● **What is asked**
In the Azure Kubernetes Fleet Manager page, what is an Update Stage?

● **Selected passage**
Azure Kubernetes Fleet Manager
Fleet Manager lets you manage multiple AKS clusters as a single entity. Coordinated upgrades, workload placement, and multi-cluster networking from one control plane.
Below that threshold, manage clusters individually. The overhead of Fleet Manager is not justified for 1-2 clusters. At 3+, manual coordination of upgrades and deployments becomes error-prone and time-consuming.
When to use Fleet Manager
| Scenario | Fleet Manager? | Why |
|---|---|---|
| 1-2 clusters | No | Manual management is fine |
| 3-5 clusters, same app | Yes | Coordinated upgrades save hours |
| 5+ clusters, multi-region | Yes | Essential for sanity |
| Multi-tenant platform | Yes | Consistent policy enforcement |
| Single cluster, multiple node pools | No | Just use AKS directly |
Core concepts
Fleet Hub: A lightweight control plane that coordinates member clusters. It does not run your workloads.
Member Clusters: Your existing AKS clusters joined to the fleet. They retain full independence -- Fleet Manager orchestrates, not owns.
Update Runs: Staged upgrade rollouts across clusters in configurable waves.
Update Stages: Groups of clusters upgraded together within an update run.
Creating a fleet
# Create the fleet hub
az fleet create \
--resource-group myRG \
--name myFleet \
--location eastus2
# Join an existing AKS cluster as a member
az fleet member create \
--resource-group myRG \
--fleet-name myFleet \
--name staging-cluster \
--member-cluster-id /subscriptions/<sub>/resourceGroups/<rg>/providers/Microsoft.ContainerService/managedClusters/staging-aks
# Join production cluster
az fleet member create \
--resource-group myRG \
--fleet-name myFleet \
--name prod-eastus \
--member-cluster-id /subscriptions/<sub>/resourceGroups/<rg>/providers/Microsoft.ContainerService/managedClusters/prod-eastus-aks
Update runs: staged upgrades
This is the killer feature. Instead of upgrading all clusters at once and hoping for the best, you define stages that roll out sequentially.

● **Data**
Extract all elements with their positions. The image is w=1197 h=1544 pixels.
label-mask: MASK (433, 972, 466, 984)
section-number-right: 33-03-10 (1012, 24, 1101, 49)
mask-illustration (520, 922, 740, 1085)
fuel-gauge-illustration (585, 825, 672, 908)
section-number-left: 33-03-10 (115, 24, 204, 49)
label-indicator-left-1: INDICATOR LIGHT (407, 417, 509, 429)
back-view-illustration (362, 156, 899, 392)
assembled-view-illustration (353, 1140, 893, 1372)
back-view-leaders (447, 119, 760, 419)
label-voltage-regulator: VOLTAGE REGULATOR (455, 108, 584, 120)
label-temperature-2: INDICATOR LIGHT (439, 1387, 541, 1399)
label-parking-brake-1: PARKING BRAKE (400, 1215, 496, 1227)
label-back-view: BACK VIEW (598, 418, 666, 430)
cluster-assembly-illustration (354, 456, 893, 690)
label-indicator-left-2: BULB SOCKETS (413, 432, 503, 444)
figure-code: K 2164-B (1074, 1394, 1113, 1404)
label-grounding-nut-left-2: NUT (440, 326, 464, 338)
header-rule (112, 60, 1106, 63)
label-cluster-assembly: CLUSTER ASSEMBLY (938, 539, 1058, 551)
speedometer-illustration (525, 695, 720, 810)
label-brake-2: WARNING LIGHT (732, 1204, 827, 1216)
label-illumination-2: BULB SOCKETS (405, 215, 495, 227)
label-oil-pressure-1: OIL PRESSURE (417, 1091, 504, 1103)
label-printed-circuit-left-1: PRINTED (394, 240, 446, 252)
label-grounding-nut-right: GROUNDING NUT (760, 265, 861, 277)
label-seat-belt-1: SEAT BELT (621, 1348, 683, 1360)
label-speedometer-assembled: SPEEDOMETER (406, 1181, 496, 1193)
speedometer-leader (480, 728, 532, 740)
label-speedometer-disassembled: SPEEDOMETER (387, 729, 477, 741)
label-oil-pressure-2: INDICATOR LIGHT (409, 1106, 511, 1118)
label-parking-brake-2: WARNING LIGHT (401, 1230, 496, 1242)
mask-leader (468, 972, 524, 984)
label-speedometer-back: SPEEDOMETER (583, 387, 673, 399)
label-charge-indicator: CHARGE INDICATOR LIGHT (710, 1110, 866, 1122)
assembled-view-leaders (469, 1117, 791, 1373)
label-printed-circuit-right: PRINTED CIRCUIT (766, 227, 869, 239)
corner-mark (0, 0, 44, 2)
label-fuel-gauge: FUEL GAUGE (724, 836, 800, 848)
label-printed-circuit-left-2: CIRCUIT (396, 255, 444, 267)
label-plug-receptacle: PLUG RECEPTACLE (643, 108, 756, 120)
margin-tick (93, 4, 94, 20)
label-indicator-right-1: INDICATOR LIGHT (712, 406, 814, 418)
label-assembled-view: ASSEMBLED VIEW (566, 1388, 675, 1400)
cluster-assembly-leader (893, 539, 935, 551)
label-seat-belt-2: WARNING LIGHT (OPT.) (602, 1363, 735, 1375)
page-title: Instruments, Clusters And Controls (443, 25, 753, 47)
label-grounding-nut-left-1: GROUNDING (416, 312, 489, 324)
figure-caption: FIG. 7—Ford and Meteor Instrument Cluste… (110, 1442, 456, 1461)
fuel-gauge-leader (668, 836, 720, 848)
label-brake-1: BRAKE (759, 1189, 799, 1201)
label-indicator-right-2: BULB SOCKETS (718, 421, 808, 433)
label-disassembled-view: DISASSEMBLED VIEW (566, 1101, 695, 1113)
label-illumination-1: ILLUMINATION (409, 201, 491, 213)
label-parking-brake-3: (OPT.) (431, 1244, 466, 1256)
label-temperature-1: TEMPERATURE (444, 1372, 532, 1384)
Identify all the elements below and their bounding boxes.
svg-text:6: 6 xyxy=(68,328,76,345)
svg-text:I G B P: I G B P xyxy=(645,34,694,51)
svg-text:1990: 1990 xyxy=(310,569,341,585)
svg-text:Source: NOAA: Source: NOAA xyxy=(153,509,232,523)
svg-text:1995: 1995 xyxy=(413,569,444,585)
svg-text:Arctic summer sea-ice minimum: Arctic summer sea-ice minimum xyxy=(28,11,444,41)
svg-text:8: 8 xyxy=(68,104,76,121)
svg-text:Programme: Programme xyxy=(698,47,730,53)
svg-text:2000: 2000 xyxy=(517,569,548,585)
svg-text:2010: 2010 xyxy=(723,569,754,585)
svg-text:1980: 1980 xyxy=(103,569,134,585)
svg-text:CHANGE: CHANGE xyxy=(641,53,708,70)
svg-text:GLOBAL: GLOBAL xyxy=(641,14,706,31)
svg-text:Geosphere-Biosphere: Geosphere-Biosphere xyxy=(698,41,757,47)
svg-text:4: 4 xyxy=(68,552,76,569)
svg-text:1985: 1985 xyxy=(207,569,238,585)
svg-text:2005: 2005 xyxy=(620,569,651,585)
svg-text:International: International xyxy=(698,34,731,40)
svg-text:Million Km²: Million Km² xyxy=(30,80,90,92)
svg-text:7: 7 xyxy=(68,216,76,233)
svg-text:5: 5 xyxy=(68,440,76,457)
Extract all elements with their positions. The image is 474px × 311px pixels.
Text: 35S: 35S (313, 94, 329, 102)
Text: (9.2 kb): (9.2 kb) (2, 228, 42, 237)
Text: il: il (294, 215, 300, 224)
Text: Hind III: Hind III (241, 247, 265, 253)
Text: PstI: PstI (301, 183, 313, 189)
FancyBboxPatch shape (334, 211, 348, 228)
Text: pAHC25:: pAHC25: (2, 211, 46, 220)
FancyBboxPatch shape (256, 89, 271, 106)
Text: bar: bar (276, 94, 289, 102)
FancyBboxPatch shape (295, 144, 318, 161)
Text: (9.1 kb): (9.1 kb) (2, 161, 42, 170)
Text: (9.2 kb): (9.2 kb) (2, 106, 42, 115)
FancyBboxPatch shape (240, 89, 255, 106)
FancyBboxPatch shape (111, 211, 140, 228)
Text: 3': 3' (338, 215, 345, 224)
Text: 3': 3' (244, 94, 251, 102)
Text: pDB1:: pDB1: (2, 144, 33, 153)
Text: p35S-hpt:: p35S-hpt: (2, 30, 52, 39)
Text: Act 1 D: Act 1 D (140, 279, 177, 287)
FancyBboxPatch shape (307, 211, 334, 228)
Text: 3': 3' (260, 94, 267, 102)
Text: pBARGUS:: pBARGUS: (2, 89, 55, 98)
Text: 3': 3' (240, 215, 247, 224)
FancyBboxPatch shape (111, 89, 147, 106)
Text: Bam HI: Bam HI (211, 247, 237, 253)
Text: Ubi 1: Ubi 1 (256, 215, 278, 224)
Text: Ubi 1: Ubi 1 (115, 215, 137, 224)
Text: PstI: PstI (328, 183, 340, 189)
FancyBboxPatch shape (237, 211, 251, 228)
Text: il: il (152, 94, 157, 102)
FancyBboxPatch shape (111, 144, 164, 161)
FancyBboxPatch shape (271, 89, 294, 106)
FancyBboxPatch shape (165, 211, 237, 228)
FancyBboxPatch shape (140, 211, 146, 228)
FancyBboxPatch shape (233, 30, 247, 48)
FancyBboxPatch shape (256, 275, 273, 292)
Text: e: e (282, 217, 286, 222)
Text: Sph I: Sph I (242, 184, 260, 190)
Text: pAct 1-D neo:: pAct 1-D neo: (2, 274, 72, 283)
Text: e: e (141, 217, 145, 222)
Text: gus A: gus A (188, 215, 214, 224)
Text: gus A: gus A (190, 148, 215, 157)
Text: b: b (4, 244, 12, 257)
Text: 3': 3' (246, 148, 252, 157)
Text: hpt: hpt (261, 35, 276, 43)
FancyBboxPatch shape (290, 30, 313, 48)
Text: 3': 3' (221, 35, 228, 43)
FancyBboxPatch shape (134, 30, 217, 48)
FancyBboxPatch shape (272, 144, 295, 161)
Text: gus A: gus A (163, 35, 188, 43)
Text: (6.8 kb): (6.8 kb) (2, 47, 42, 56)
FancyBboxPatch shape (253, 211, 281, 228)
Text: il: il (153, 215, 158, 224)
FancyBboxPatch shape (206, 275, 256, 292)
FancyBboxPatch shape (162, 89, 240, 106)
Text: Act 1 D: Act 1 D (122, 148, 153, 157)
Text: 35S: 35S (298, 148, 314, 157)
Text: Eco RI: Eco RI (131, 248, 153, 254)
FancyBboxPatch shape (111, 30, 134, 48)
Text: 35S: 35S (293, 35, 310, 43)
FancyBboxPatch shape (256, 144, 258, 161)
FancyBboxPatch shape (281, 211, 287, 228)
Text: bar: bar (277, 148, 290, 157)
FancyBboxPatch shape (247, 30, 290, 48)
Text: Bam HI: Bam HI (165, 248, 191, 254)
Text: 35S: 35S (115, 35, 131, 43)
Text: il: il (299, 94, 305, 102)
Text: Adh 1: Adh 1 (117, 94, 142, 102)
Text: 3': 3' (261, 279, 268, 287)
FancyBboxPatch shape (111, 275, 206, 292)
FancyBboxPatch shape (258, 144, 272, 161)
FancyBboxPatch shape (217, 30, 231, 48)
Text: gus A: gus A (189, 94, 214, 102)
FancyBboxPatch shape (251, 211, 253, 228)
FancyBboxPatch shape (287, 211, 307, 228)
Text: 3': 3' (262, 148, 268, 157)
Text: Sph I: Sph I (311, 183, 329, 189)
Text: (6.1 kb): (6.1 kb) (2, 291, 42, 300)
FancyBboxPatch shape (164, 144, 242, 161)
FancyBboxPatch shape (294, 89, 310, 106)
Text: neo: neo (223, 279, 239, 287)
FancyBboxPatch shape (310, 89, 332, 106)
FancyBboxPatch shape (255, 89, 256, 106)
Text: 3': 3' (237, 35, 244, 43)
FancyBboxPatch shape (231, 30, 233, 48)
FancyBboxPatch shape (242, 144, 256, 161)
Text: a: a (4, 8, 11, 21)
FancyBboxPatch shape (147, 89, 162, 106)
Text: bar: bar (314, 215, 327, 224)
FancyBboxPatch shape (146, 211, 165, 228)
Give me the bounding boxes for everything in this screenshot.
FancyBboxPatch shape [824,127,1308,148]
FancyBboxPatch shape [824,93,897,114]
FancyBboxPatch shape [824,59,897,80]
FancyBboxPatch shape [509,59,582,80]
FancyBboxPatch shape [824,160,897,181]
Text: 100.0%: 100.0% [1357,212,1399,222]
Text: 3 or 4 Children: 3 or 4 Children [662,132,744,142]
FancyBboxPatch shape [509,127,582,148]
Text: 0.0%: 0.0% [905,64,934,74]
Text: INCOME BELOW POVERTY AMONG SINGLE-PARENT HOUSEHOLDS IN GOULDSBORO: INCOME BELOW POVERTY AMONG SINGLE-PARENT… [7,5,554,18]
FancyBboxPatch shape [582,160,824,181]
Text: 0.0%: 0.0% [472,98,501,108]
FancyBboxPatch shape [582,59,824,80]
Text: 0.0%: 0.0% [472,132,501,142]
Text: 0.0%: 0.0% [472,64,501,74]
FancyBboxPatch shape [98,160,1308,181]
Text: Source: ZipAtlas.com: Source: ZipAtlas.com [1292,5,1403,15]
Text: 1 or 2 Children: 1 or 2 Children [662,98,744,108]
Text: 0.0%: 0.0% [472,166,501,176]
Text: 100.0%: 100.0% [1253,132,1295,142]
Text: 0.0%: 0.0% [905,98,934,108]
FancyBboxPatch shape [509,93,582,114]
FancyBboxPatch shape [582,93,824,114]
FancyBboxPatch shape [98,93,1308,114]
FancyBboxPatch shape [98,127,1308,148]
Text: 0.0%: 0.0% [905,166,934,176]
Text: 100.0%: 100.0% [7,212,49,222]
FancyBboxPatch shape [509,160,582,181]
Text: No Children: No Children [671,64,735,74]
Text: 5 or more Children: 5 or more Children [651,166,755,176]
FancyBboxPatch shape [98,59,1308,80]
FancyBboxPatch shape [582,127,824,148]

● **Written response**
A group of clusters upgraded together within an update run.